(Data items)
---
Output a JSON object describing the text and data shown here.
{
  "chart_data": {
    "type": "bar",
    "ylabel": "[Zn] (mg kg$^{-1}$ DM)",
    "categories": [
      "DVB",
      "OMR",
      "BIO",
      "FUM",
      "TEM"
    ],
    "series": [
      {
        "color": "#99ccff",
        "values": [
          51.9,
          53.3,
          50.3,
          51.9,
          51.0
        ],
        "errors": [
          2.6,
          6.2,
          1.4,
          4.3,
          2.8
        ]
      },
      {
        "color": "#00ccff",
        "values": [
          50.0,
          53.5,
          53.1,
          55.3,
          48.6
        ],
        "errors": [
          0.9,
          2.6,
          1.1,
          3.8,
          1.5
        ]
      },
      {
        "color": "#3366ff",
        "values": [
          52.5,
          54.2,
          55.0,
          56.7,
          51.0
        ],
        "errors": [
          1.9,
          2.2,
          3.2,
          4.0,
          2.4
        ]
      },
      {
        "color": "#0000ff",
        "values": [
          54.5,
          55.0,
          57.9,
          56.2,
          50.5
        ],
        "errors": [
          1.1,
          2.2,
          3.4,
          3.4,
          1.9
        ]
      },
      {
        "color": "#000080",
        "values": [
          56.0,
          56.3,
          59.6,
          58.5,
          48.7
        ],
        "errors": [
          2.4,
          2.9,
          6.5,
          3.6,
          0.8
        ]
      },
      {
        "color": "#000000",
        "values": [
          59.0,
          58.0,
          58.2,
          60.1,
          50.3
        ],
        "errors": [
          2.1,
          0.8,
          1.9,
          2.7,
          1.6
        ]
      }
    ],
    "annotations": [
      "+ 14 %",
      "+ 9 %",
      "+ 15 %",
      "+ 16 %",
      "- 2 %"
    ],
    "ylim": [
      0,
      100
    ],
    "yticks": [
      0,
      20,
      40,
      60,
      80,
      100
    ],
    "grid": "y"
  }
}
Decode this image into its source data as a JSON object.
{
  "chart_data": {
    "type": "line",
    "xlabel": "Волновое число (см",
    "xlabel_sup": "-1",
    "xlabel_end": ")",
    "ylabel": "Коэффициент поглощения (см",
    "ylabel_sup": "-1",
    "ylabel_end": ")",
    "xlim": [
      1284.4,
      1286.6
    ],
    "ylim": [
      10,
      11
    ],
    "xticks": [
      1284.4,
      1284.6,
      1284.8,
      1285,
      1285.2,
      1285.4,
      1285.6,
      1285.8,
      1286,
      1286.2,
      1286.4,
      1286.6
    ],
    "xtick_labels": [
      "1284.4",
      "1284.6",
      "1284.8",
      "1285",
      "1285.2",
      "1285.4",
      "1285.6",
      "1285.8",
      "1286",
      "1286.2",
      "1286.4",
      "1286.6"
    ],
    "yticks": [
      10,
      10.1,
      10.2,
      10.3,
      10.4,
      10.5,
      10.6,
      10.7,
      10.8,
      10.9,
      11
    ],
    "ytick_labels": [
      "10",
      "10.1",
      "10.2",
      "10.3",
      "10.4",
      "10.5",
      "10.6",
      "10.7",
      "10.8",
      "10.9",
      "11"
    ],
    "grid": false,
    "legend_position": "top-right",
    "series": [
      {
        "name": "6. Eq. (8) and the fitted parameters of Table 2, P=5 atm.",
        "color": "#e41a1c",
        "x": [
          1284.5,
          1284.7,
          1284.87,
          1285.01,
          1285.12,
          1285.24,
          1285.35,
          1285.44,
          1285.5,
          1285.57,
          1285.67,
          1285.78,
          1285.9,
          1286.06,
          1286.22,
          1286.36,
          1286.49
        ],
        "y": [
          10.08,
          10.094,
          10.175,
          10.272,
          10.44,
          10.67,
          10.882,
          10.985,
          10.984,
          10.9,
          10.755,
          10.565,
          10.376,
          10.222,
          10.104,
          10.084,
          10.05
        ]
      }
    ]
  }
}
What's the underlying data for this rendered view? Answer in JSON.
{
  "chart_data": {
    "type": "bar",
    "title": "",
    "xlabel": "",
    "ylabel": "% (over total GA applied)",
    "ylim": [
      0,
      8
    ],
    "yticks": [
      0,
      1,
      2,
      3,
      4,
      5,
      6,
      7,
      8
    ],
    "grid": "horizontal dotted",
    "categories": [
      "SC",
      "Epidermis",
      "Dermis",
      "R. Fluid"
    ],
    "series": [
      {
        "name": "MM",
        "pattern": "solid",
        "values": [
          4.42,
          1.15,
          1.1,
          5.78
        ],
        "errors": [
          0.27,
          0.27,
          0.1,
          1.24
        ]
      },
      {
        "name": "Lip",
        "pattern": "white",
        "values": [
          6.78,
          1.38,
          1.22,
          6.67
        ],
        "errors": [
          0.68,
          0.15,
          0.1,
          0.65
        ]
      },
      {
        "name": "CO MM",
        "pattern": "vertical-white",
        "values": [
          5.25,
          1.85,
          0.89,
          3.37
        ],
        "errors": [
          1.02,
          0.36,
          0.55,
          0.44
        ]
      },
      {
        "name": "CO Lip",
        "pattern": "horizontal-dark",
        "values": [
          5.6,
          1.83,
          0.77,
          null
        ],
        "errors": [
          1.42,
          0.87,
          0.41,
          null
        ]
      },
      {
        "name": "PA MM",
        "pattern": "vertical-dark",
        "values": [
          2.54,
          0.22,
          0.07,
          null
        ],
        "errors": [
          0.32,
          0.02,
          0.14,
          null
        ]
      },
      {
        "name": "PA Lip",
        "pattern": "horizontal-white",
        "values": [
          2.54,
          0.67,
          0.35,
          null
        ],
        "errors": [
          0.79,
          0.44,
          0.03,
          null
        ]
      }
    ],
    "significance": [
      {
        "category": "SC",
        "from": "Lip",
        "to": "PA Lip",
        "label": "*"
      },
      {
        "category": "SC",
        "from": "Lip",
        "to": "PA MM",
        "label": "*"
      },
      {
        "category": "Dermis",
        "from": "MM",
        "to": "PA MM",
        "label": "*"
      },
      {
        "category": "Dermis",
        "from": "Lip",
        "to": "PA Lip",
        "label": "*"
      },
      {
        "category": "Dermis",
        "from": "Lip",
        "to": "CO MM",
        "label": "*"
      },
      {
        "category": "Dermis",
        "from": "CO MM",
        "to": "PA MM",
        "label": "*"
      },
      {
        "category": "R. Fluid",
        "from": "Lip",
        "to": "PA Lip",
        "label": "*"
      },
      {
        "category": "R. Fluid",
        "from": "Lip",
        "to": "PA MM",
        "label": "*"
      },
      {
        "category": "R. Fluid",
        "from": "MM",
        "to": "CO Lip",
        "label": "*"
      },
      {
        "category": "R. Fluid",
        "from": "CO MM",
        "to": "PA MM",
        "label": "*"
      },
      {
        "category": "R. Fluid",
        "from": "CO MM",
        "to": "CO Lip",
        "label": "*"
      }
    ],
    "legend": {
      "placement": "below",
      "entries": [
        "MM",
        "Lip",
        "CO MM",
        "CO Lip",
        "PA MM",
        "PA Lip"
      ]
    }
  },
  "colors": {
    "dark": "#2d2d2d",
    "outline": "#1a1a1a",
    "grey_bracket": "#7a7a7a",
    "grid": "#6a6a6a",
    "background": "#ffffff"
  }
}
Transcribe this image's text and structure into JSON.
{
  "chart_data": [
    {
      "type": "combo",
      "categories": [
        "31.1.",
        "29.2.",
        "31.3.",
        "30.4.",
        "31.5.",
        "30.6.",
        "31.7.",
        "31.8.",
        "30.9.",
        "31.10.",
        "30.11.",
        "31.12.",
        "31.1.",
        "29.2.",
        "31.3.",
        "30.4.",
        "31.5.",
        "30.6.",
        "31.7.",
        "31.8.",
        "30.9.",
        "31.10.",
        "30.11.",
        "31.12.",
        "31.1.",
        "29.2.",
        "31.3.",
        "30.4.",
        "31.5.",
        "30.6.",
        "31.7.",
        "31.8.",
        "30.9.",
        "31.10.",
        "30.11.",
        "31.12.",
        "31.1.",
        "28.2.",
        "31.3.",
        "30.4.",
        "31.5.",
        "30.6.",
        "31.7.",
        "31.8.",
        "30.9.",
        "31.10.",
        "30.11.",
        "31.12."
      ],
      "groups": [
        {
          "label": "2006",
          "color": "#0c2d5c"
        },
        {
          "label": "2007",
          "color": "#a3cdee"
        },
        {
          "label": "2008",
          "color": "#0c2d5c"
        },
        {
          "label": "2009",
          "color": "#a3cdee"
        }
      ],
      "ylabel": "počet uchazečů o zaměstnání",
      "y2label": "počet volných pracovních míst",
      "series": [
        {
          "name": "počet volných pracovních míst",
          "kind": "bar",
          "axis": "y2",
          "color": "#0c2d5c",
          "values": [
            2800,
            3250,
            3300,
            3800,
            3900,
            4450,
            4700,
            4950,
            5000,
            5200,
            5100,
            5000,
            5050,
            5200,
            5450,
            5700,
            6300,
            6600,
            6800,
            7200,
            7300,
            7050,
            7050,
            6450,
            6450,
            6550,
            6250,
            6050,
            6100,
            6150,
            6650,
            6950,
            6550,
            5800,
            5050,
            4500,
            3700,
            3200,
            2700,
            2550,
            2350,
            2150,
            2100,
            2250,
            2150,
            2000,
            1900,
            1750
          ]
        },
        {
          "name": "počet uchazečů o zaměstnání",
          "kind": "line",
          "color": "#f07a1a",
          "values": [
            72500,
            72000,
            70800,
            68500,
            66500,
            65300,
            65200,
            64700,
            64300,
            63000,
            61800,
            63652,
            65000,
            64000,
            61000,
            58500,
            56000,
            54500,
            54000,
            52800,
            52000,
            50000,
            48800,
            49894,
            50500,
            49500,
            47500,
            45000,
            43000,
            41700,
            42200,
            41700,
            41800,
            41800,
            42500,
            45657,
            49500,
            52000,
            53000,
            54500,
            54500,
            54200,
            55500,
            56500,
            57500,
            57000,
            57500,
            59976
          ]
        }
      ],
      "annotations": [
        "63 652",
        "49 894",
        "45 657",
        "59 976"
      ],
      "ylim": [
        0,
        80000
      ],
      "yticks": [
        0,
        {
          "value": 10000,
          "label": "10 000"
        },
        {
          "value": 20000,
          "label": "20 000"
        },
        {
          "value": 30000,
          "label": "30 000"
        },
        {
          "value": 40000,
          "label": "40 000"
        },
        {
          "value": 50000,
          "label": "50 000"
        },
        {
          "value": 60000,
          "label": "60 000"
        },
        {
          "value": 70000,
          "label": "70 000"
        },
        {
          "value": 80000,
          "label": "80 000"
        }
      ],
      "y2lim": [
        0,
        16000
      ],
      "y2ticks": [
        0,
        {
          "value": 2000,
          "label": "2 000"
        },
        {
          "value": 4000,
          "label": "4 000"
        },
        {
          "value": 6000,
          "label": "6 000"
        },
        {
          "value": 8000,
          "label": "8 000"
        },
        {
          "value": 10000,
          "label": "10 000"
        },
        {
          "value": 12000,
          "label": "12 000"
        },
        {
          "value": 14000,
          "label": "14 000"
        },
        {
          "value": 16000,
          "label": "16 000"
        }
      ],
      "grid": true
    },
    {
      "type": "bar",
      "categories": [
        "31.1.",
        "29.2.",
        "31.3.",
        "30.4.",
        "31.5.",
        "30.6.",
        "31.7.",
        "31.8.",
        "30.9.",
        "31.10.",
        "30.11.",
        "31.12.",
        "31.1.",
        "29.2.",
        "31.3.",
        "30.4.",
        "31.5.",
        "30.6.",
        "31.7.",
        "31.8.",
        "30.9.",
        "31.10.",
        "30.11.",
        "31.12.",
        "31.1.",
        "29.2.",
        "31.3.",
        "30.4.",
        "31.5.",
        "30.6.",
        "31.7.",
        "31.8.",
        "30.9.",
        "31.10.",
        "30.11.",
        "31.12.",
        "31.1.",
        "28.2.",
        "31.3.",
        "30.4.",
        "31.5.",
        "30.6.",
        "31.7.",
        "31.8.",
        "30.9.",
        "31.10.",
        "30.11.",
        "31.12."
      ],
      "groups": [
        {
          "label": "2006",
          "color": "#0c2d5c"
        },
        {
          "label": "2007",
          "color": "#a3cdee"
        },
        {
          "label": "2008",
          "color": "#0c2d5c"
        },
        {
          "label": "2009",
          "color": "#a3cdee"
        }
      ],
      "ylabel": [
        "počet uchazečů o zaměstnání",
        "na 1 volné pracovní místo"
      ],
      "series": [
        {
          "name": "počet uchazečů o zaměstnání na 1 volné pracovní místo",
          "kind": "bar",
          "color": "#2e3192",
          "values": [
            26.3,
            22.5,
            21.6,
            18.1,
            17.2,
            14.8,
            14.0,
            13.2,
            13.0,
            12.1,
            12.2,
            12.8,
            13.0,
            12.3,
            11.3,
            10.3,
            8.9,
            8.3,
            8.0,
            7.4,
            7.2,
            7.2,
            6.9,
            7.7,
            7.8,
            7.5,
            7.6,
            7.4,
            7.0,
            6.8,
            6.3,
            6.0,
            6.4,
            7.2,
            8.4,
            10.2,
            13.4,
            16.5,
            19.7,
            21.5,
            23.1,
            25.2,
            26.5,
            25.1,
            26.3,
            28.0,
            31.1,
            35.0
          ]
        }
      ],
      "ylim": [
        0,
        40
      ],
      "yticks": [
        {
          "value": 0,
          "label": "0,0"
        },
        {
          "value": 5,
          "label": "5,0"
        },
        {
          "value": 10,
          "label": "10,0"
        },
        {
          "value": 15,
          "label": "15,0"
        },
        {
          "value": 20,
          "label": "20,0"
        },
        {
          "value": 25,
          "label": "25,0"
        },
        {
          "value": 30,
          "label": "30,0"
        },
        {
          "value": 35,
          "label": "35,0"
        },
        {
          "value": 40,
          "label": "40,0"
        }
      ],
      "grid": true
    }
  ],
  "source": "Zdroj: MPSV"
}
---
Identify and copy lines that hold the string "source".

Decode this image into its source data as a JSON object.
  "source": "Zdroj: MPSV"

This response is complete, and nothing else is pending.